WHAT THE TASK ASKS:
Write the records below out in full, character for character, with no pictures.

GIVEN RECORDS:
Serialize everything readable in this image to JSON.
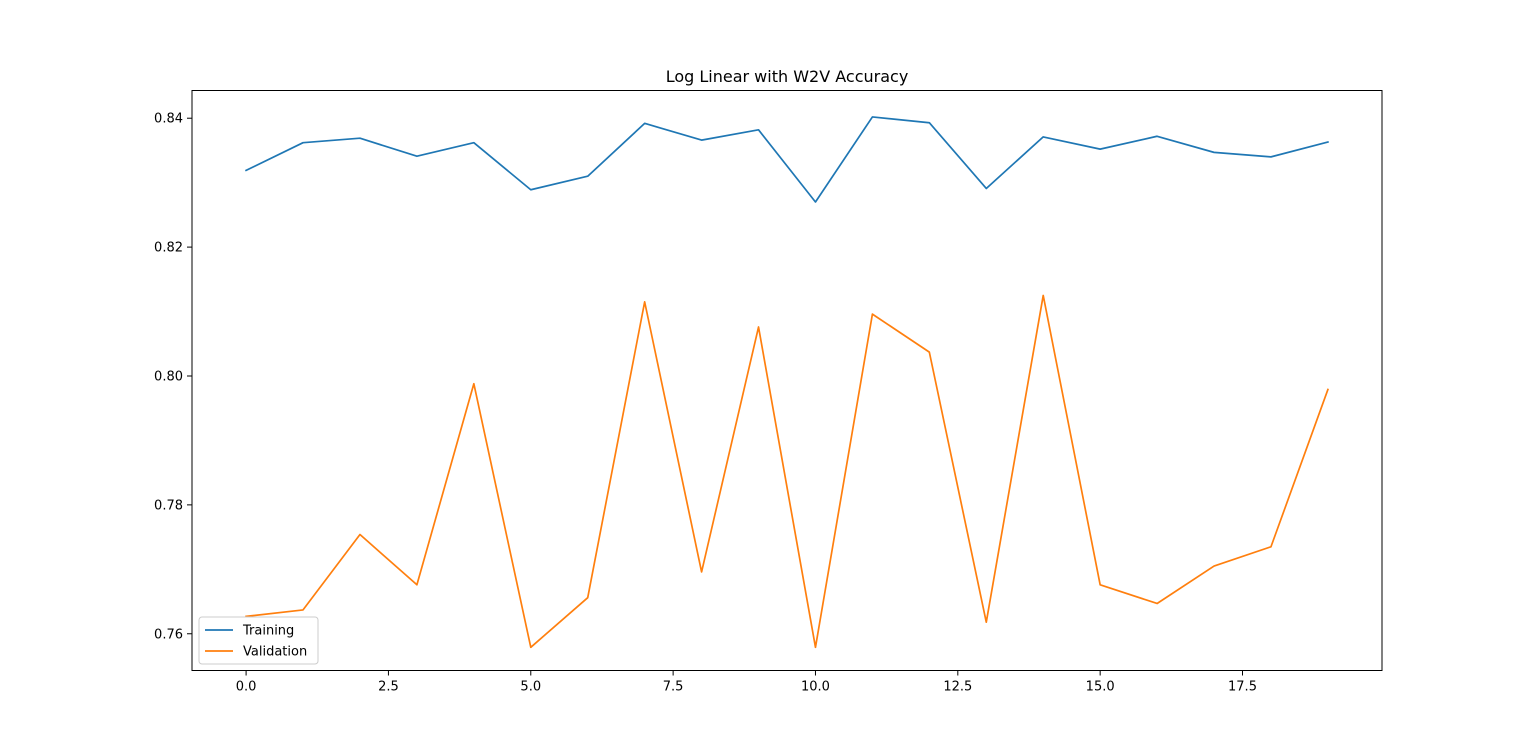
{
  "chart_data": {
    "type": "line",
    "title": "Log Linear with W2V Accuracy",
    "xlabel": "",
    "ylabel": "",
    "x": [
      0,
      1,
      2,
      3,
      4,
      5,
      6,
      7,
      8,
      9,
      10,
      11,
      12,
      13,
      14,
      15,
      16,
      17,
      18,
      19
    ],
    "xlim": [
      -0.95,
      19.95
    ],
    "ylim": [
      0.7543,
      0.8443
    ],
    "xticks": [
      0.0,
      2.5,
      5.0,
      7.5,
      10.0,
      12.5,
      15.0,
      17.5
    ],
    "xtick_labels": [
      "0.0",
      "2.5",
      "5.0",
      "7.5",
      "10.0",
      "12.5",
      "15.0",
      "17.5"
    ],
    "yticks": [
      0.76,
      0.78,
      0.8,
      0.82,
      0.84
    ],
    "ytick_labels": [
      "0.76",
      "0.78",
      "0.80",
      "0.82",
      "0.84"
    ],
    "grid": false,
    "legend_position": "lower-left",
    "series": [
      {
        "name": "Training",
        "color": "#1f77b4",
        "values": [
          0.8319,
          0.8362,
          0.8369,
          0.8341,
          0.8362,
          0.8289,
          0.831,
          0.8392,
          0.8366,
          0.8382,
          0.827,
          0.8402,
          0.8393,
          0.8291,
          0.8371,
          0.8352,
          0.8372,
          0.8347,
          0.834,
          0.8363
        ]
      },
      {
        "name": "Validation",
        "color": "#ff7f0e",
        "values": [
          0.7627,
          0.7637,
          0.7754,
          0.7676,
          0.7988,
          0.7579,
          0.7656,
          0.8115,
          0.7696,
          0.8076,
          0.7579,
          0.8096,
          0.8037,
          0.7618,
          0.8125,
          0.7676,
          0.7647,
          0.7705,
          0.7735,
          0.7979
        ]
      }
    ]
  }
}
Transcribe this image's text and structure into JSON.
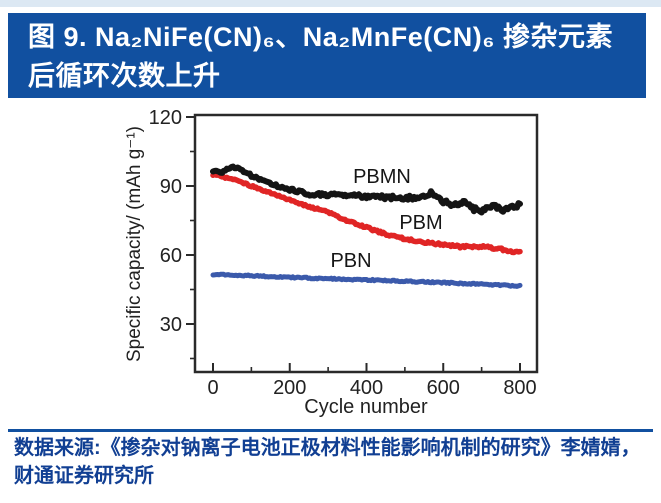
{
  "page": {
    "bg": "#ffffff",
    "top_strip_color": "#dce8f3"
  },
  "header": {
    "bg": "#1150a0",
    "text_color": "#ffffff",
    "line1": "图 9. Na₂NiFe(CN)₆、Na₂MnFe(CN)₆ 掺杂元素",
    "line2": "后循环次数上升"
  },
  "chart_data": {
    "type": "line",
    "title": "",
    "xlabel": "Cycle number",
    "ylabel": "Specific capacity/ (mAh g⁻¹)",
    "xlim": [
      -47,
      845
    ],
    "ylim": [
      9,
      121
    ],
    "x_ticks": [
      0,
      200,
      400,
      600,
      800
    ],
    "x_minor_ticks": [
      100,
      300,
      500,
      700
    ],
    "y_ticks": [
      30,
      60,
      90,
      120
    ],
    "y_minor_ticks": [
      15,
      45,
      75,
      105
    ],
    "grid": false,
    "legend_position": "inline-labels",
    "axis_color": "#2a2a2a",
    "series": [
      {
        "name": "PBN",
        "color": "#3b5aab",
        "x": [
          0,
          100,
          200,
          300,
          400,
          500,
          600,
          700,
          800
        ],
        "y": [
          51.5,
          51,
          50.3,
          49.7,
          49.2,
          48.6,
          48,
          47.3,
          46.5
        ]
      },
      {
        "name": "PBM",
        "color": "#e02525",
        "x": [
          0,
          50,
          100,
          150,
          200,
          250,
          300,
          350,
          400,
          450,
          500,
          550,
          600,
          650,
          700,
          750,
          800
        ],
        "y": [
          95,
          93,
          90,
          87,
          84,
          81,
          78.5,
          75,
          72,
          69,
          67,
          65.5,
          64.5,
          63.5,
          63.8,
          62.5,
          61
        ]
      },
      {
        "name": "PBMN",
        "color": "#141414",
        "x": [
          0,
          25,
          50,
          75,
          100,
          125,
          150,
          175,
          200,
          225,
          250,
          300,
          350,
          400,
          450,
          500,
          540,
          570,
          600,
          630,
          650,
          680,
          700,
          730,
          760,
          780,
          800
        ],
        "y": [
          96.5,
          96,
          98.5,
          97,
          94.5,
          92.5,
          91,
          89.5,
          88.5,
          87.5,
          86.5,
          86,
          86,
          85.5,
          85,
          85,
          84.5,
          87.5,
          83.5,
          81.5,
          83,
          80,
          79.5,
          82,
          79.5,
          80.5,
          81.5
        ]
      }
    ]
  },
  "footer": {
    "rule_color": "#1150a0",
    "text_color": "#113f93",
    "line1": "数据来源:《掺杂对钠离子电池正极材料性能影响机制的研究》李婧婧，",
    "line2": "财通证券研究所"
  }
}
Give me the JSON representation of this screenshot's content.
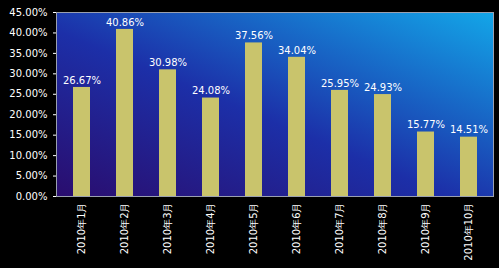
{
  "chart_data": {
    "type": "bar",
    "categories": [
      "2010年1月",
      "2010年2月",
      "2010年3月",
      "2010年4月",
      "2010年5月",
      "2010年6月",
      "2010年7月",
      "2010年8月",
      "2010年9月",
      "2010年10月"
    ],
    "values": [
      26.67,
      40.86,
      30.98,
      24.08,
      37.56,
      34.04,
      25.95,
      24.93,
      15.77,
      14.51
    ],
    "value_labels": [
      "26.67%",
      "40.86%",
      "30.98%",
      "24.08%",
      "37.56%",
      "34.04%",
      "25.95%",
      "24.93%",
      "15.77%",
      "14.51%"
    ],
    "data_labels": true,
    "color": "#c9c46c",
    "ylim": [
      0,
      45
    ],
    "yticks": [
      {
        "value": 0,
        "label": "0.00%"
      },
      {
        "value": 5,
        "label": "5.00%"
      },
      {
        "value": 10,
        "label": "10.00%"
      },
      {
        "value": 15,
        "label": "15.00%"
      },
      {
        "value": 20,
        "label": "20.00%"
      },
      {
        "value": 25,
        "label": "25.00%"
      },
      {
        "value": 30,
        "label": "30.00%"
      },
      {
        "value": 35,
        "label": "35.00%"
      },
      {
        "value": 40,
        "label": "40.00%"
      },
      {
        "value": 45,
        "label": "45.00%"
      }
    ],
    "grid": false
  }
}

EXPECTED OUTPUT:
Serialize everything readable in this image to JSON.
{
  "chart_data": {
    "type": "line",
    "title": "Log Linear with W2V Accuracy",
    "xlabel": "",
    "ylabel": "",
    "x": [
      0,
      1,
      2,
      3,
      4,
      5,
      6,
      7,
      8,
      9,
      10,
      11,
      12,
      13,
      14,
      15,
      16,
      17,
      18,
      19
    ],
    "xlim": [
      -0.95,
      19.95
    ],
    "ylim": [
      0.7543,
      0.8443
    ],
    "xticks": [
      0.0,
      2.5,
      5.0,
      7.5,
      10.0,
      12.5,
      15.0,
      17.5
    ],
    "xtick_labels": [
      "0.0",
      "2.5",
      "5.0",
      "7.5",
      "10.0",
      "12.5",
      "15.0",
      "17.5"
    ],
    "yticks": [
      0.76,
      0.78,
      0.8,
      0.82,
      0.84
    ],
    "ytick_labels": [
      "0.76",
      "0.78",
      "0.80",
      "0.82",
      "0.84"
    ],
    "grid": false,
    "legend_position": "lower-left",
    "series": [
      {
        "name": "Training",
        "color": "#1f77b4",
        "values": [
          0.8319,
          0.8362,
          0.8369,
          0.8341,
          0.8362,
          0.8289,
          0.831,
          0.8392,
          0.8366,
          0.8382,
          0.827,
          0.8402,
          0.8393,
          0.8291,
          0.8371,
          0.8352,
          0.8372,
          0.8347,
          0.834,
          0.8363
        ]
      },
      {
        "name": "Validation",
        "color": "#ff7f0e",
        "values": [
          0.7627,
          0.7637,
          0.7754,
          0.7676,
          0.7988,
          0.7579,
          0.7656,
          0.8115,
          0.7696,
          0.8076,
          0.7579,
          0.8096,
          0.8037,
          0.7618,
          0.8125,
          0.7676,
          0.7647,
          0.7705,
          0.7735,
          0.7979
        ]
      }
    ]
  }
}
Transcribe this image's text and structure into JSON.
{
  "page": {
    "bg": "#ffffff",
    "top_strip_color": "#dce8f3"
  },
  "header": {
    "bg": "#1150a0",
    "text_color": "#ffffff",
    "line1": "图 9. Na₂NiFe(CN)₆、Na₂MnFe(CN)₆ 掺杂元素",
    "line2": "后循环次数上升"
  },
  "chart_data": {
    "type": "line",
    "title": "",
    "xlabel": "Cycle number",
    "ylabel": "Specific capacity/ (mAh g⁻¹)",
    "xlim": [
      -47,
      845
    ],
    "ylim": [
      9,
      121
    ],
    "x_ticks": [
      0,
      200,
      400,
      600,
      800
    ],
    "x_minor_ticks": [
      100,
      300,
      500,
      700
    ],
    "y_ticks": [
      30,
      60,
      90,
      120
    ],
    "y_minor_ticks": [
      15,
      45,
      75,
      105
    ],
    "grid": false,
    "legend_position": "inline-labels",
    "axis_color": "#2a2a2a",
    "series": [
      {
        "name": "PBN",
        "color": "#3b5aab",
        "x": [
          0,
          100,
          200,
          300,
          400,
          500,
          600,
          700,
          800
        ],
        "y": [
          51.5,
          51,
          50.3,
          49.7,
          49.2,
          48.6,
          48,
          47.3,
          46.5
        ]
      },
      {
        "name": "PBM",
        "color": "#e02525",
        "x": [
          0,
          50,
          100,
          150,
          200,
          250,
          300,
          350,
          400,
          450,
          500,
          550,
          600,
          650,
          700,
          750,
          800
        ],
        "y": [
          95,
          93,
          90,
          87,
          84,
          81,
          78.5,
          75,
          72,
          69,
          67,
          65.5,
          64.5,
          63.5,
          63.8,
          62.5,
          61
        ]
      },
      {
        "name": "PBMN",
        "color": "#141414",
        "x": [
          0,
          25,
          50,
          75,
          100,
          125,
          150,
          175,
          200,
          225,
          250,
          300,
          350,
          400,
          450,
          500,
          540,
          570,
          600,
          630,
          650,
          680,
          700,
          730,
          760,
          780,
          800
        ],
        "y": [
          96.5,
          96,
          98.5,
          97,
          94.5,
          92.5,
          91,
          89.5,
          88.5,
          87.5,
          86.5,
          86,
          86,
          85.5,
          85,
          85,
          84.5,
          87.5,
          83.5,
          81.5,
          83,
          80,
          79.5,
          82,
          79.5,
          80.5,
          81.5
        ]
      }
    ]
  },
  "footer": {
    "rule_color": "#1150a0",
    "text_color": "#113f93",
    "line1": "数据来源:《掺杂对钠离子电池正极材料性能影响机制的研究》李婧婧，",
    "line2": "财通证券研究所"
  }
}
Give me the JSON representation of this screenshot's content.
{
  "chart_data": {
    "type": "bar",
    "categories": [
      "2010年1月",
      "2010年2月",
      "2010年3月",
      "2010年4月",
      "2010年5月",
      "2010年6月",
      "2010年7月",
      "2010年8月",
      "2010年9月",
      "2010年10月"
    ],
    "values": [
      26.67,
      40.86,
      30.98,
      24.08,
      37.56,
      34.04,
      25.95,
      24.93,
      15.77,
      14.51
    ],
    "value_labels": [
      "26.67%",
      "40.86%",
      "30.98%",
      "24.08%",
      "37.56%",
      "34.04%",
      "25.95%",
      "24.93%",
      "15.77%",
      "14.51%"
    ],
    "data_labels": true,
    "color": "#c9c46c",
    "ylim": [
      0,
      45
    ],
    "yticks": [
      {
        "value": 0,
        "label": "0.00%"
      },
      {
        "value": 5,
        "label": "5.00%"
      },
      {
        "value": 10,
        "label": "10.00%"
      },
      {
        "value": 15,
        "label": "15.00%"
      },
      {
        "value": 20,
        "label": "20.00%"
      },
      {
        "value": 25,
        "label": "25.00%"
      },
      {
        "value": 30,
        "label": "30.00%"
      },
      {
        "value": 35,
        "label": "35.00%"
      },
      {
        "value": 40,
        "label": "40.00%"
      },
      {
        "value": 45,
        "label": "45.00%"
      }
    ],
    "grid": false
  }
}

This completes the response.